Goal: Please find all lines in the data that hold the string "PEUC" and copy them.

────────────────────────────────────────

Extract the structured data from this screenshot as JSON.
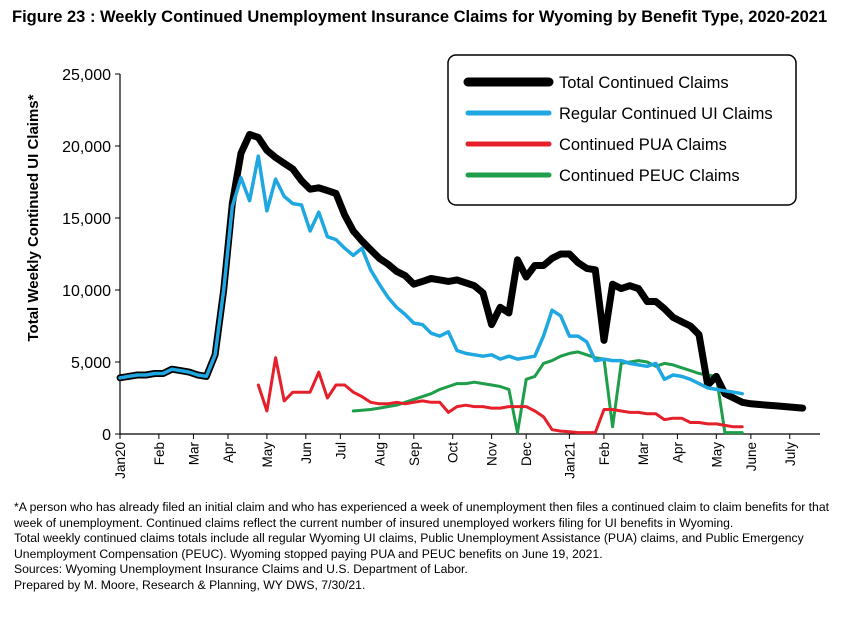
{
  "figure_title": "Figure 23 : Weekly Continued Unemployment Insurance Claims for Wyoming by Benefit Type, 2020-2021",
  "footnotes": [
    "*A person who has already filed an initial claim and who has experienced a week of unemployment then files a continued claim to claim benefits for that week of unemployment. Continued claims reflect the current number of insured unemployed workers filing for UI benefits in Wyoming.",
    "Total weekly continued claims totals include all regular Wyoming UI claims, Public Unemployment Assistance (PUA) claims, and Public Emergency Unemployment Compensation (PEUC). Wyoming stopped paying PUA and PEUC benefits on June 19, 2021.",
    "Sources: Wyoming Unemployment Insurance Claims and U.S. Department of Labor.",
    "Prepared by M. Moore, Research & Planning, WY DWS, 7/30/21."
  ],
  "chart_data": {
    "type": "line",
    "title": "Figure 23 : Weekly Continued Unemployment Insurance Claims for Wyoming by Benefit Type, 2020-2021",
    "xlabel": "",
    "ylabel": "Total Weekly Continued UI Claims*",
    "ylim": [
      0,
      25000
    ],
    "yticks": [
      0,
      5000,
      10000,
      15000,
      20000,
      25000
    ],
    "ytick_labels": [
      "0",
      "5,000",
      "10,000",
      "15,000",
      "20,000",
      "25,000"
    ],
    "x_start_label": "week 1 = first week of Jan 2020",
    "xlim_weeks": [
      1,
      82
    ],
    "xticks": [
      {
        "label": "Jan20",
        "week": 1
      },
      {
        "label": "Feb",
        "week": 5.5
      },
      {
        "label": "Mar",
        "week": 9.5
      },
      {
        "label": "Apr",
        "week": 13.5
      },
      {
        "label": "May",
        "week": 18
      },
      {
        "label": "Jun",
        "week": 22.5
      },
      {
        "label": "Jul",
        "week": 26.5
      },
      {
        "label": "Aug",
        "week": 31
      },
      {
        "label": "Sep",
        "week": 35
      },
      {
        "label": "Oct",
        "week": 39.5
      },
      {
        "label": "Nov",
        "week": 44
      },
      {
        "label": "Dec",
        "week": 48
      },
      {
        "label": "Jan21",
        "week": 53
      },
      {
        "label": "Feb",
        "week": 57
      },
      {
        "label": "Mar",
        "week": 61.5
      },
      {
        "label": "Apr",
        "week": 65.5
      },
      {
        "label": "May",
        "week": 70
      },
      {
        "label": "June",
        "week": 74
      },
      {
        "label": "July",
        "week": 78.5
      }
    ],
    "grid": false,
    "legend_position": "top-right",
    "series": [
      {
        "name": "Total Continued Claims",
        "color": "#000000",
        "width": 7,
        "x": [
          1,
          2,
          3,
          4,
          5,
          6,
          7,
          8,
          9,
          10,
          11,
          12,
          13,
          14,
          15,
          16,
          17,
          18,
          19,
          20,
          21,
          22,
          23,
          24,
          25,
          26,
          27,
          28,
          29,
          30,
          31,
          32,
          33,
          34,
          35,
          36,
          37,
          38,
          39,
          40,
          41,
          42,
          43,
          44,
          45,
          46,
          47,
          48,
          49,
          50,
          51,
          52,
          53,
          54,
          55,
          56,
          57,
          58,
          59,
          60,
          61,
          62,
          63,
          64,
          65,
          66,
          67,
          68,
          69,
          70,
          71,
          72,
          73,
          74,
          75,
          76,
          77,
          78,
          79,
          80
        ],
        "y": [
          3900,
          4000,
          4100,
          4100,
          4200,
          4200,
          4500,
          4400,
          4300,
          4100,
          4000,
          5500,
          10000,
          16000,
          19500,
          20800,
          20600,
          19700,
          19200,
          18800,
          18400,
          17600,
          17000,
          17100,
          16900,
          16700,
          15200,
          14100,
          13400,
          12800,
          12200,
          11800,
          11300,
          11000,
          10400,
          10600,
          10800,
          10700,
          10600,
          10700,
          10500,
          10300,
          9800,
          7600,
          8800,
          8400,
          12100,
          10900,
          11700,
          11700,
          12200,
          12500,
          12500,
          11900,
          11500,
          11400,
          6500,
          10400,
          10100,
          10300,
          10100,
          9200,
          9200,
          8700,
          8100,
          7800,
          7500,
          6900,
          3400,
          4000,
          2800,
          2500,
          2200,
          2100,
          2050,
          2000,
          1950,
          1900,
          1850,
          1800
        ]
      },
      {
        "name": "Regular Continued UI Claims",
        "color": "#1ea7e1",
        "width": 3.5,
        "x": [
          1,
          2,
          3,
          4,
          5,
          6,
          7,
          8,
          9,
          10,
          11,
          12,
          13,
          14,
          15,
          16,
          17,
          18,
          19,
          20,
          21,
          22,
          23,
          24,
          25,
          26,
          27,
          28,
          29,
          30,
          31,
          32,
          33,
          34,
          35,
          36,
          37,
          38,
          39,
          40,
          41,
          42,
          43,
          44,
          45,
          46,
          47,
          48,
          49,
          50,
          51,
          52,
          53,
          54,
          55,
          56,
          57,
          58,
          59,
          60,
          61,
          62,
          63,
          64,
          65,
          66,
          67,
          68,
          69,
          70,
          71,
          72,
          73
        ],
        "y": [
          3900,
          4000,
          4100,
          4100,
          4200,
          4200,
          4500,
          4400,
          4300,
          4100,
          4000,
          5500,
          10000,
          15800,
          17800,
          16200,
          19300,
          15500,
          17700,
          16500,
          16000,
          15900,
          14100,
          15400,
          13700,
          13500,
          12900,
          12400,
          12900,
          11400,
          10400,
          9500,
          8800,
          8300,
          7700,
          7600,
          7000,
          6800,
          7100,
          5800,
          5600,
          5500,
          5400,
          5500,
          5200,
          5400,
          5200,
          5300,
          5400,
          6800,
          8600,
          8200,
          6800,
          6800,
          6400,
          5100,
          5200,
          5100,
          5100,
          4900,
          4800,
          4700,
          4900,
          3800,
          4100,
          4000,
          3800,
          3500,
          3200,
          3100,
          3000,
          2900,
          2800
        ]
      },
      {
        "name": "Continued PUA Claims",
        "color": "#e5202a",
        "width": 3,
        "x": [
          17,
          18,
          19,
          20,
          21,
          22,
          23,
          24,
          25,
          26,
          27,
          28,
          29,
          30,
          31,
          32,
          33,
          34,
          35,
          36,
          37,
          38,
          39,
          40,
          41,
          42,
          43,
          44,
          45,
          46,
          47,
          48,
          49,
          50,
          51,
          52,
          53,
          54,
          55,
          56,
          57,
          58,
          59,
          60,
          61,
          62,
          63,
          64,
          65,
          66,
          67,
          68,
          69,
          70,
          71,
          72,
          73
        ],
        "y": [
          3400,
          1600,
          5300,
          2300,
          2900,
          2900,
          2900,
          4300,
          2500,
          3400,
          3400,
          2900,
          2600,
          2200,
          2100,
          2100,
          2200,
          2100,
          2200,
          2300,
          2200,
          2200,
          1500,
          1900,
          2000,
          1900,
          1900,
          1800,
          1800,
          1900,
          1900,
          1900,
          1600,
          1200,
          300,
          200,
          150,
          100,
          100,
          100,
          1700,
          1700,
          1600,
          1500,
          1500,
          1400,
          1400,
          1000,
          1100,
          1100,
          800,
          800,
          700,
          700,
          600,
          500,
          500
        ]
      },
      {
        "name": "Continued PEUC Claims",
        "color": "#1e9e4a",
        "width": 3,
        "x": [
          28,
          29,
          30,
          31,
          32,
          33,
          34,
          35,
          36,
          37,
          38,
          39,
          40,
          41,
          42,
          43,
          44,
          45,
          46,
          47,
          48,
          49,
          50,
          51,
          52,
          53,
          54,
          55,
          56,
          57,
          58,
          59,
          60,
          61,
          62,
          63,
          64,
          65,
          66,
          67,
          68,
          69,
          70,
          71,
          72,
          73
        ],
        "y": [
          1600,
          1650,
          1700,
          1800,
          1900,
          2000,
          2200,
          2400,
          2600,
          2800,
          3100,
          3300,
          3500,
          3500,
          3600,
          3500,
          3400,
          3300,
          3100,
          100,
          3800,
          4000,
          4900,
          5100,
          5400,
          5600,
          5700,
          5500,
          5300,
          5200,
          500,
          4900,
          5000,
          5100,
          5000,
          4700,
          4900,
          4800,
          4600,
          4400,
          4200,
          4100,
          4000,
          100,
          100,
          100
        ]
      }
    ]
  }
}
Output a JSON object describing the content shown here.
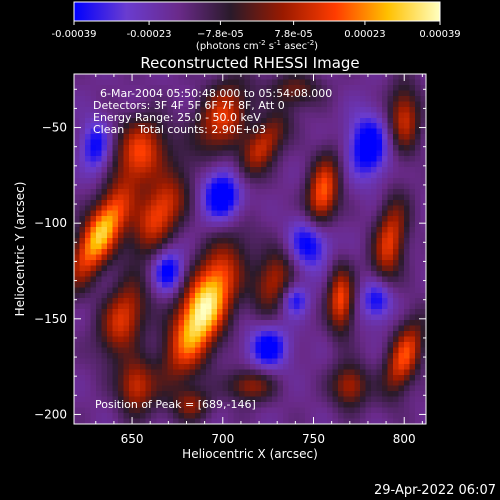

────────────────────────────────────────

In response:
    "Total weekly continued claims totals include all regular Wyoming UI claims, Public Unemployment Assistance (PUA) claims, and Public Emergency Unemployment Compensation (PEUC). Wyoming stopped paying PUA and PEUC benefits on June 19, 2021.",
        "name": "Continued PEUC Claims",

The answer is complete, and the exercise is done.